## STATED GOAL
Find how many lines hold the word "Сентября". Give only the number.

## EXTRACTED MATERIAL
= = = = =

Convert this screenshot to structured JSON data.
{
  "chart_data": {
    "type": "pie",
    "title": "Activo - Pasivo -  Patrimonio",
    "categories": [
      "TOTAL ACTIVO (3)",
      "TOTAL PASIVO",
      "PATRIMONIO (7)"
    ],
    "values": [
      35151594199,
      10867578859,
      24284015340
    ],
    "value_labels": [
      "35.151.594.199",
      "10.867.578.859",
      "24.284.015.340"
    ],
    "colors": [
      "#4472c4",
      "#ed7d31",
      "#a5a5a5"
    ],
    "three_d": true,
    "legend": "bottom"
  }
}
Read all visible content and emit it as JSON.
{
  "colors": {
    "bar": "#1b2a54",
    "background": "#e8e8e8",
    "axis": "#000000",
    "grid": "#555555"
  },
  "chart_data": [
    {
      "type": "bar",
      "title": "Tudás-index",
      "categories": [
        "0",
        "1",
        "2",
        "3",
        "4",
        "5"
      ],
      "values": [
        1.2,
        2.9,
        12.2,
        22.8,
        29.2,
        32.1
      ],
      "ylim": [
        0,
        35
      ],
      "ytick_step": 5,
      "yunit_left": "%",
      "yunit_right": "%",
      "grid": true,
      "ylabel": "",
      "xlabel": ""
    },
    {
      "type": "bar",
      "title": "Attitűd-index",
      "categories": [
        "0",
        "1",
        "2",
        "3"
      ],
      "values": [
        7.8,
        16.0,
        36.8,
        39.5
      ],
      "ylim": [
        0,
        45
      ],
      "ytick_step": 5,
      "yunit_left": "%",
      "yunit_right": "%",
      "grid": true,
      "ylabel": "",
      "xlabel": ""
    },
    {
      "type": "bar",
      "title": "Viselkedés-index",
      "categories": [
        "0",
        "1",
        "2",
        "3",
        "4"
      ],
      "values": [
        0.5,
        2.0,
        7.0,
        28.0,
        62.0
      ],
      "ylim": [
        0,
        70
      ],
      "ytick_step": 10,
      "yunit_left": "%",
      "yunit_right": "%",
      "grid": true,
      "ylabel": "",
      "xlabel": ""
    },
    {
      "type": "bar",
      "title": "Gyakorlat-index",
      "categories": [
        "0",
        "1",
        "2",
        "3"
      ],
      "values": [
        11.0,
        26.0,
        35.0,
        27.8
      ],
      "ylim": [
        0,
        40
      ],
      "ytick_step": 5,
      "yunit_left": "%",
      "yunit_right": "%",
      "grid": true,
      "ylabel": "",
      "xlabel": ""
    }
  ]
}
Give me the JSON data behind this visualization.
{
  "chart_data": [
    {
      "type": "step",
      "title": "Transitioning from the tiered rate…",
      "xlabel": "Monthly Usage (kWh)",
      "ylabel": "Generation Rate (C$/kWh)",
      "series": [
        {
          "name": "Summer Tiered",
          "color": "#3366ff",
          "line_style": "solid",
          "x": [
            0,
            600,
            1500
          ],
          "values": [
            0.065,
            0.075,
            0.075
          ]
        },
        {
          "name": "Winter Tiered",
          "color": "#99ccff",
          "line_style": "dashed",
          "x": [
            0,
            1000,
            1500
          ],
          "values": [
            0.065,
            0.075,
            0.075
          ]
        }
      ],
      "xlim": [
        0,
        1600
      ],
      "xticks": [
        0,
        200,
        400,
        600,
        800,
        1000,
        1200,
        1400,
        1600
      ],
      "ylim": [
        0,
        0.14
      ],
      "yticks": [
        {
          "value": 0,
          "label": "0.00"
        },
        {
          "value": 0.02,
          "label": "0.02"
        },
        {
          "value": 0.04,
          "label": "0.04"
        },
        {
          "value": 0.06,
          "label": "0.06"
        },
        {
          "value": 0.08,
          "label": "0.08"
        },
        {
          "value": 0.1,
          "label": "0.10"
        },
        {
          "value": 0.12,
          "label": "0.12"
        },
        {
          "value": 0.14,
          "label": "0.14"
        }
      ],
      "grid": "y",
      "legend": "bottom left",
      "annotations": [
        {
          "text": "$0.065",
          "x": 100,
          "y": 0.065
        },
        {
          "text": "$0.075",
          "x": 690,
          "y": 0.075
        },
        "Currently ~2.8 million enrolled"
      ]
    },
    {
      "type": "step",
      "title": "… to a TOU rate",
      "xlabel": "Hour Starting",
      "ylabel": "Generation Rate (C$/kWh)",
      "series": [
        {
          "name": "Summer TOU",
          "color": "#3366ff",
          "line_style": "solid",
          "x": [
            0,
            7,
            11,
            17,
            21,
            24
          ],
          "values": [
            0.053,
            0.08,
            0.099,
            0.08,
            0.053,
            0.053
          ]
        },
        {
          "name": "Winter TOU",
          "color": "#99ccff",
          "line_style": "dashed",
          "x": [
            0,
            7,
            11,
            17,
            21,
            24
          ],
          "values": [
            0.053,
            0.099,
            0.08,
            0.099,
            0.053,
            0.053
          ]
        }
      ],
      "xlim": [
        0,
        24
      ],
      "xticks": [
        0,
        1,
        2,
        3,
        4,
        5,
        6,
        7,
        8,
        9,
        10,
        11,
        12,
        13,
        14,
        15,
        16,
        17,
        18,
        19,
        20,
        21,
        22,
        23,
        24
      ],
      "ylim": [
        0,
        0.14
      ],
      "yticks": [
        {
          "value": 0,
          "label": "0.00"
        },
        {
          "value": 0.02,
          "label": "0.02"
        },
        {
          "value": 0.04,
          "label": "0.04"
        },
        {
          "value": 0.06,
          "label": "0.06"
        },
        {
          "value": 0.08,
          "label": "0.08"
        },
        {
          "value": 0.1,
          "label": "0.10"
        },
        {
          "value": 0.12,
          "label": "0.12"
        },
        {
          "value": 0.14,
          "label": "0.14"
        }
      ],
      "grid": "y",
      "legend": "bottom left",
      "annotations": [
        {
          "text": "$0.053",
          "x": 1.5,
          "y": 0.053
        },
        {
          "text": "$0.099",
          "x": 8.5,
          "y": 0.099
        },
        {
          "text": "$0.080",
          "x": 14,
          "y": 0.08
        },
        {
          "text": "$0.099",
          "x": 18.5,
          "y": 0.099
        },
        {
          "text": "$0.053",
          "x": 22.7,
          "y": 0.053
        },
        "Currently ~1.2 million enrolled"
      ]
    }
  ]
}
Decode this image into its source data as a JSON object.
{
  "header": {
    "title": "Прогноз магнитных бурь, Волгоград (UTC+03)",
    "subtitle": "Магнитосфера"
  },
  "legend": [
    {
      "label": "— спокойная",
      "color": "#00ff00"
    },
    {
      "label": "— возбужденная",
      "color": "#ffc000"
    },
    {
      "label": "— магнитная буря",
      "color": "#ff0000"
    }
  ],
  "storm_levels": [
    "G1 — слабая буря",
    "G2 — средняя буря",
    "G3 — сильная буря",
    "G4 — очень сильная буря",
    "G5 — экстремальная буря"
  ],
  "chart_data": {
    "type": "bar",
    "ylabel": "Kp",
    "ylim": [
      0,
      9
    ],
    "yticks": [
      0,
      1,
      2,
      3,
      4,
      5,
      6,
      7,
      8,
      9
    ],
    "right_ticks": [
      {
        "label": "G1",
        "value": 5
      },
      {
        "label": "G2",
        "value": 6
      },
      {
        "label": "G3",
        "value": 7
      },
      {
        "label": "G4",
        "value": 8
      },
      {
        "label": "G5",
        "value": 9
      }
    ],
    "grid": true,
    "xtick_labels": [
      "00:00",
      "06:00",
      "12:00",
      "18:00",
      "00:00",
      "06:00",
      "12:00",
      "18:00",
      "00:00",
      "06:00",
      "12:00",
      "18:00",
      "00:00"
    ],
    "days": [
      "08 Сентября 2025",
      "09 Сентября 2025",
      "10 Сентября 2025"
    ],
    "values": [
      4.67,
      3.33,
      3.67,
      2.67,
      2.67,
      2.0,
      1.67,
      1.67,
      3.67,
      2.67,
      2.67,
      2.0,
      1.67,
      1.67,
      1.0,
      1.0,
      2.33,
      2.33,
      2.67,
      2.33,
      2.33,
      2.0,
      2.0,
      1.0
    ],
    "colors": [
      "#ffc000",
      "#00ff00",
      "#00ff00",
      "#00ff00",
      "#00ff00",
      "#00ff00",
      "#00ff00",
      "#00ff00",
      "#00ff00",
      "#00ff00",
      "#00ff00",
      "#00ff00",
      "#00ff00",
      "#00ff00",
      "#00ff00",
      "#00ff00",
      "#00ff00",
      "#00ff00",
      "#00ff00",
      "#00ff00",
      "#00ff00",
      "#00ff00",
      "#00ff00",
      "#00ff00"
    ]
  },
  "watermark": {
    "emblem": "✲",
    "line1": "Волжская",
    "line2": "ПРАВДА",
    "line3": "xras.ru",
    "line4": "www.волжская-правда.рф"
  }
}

= = = = =

## SOLUTION TO THIS TASK
3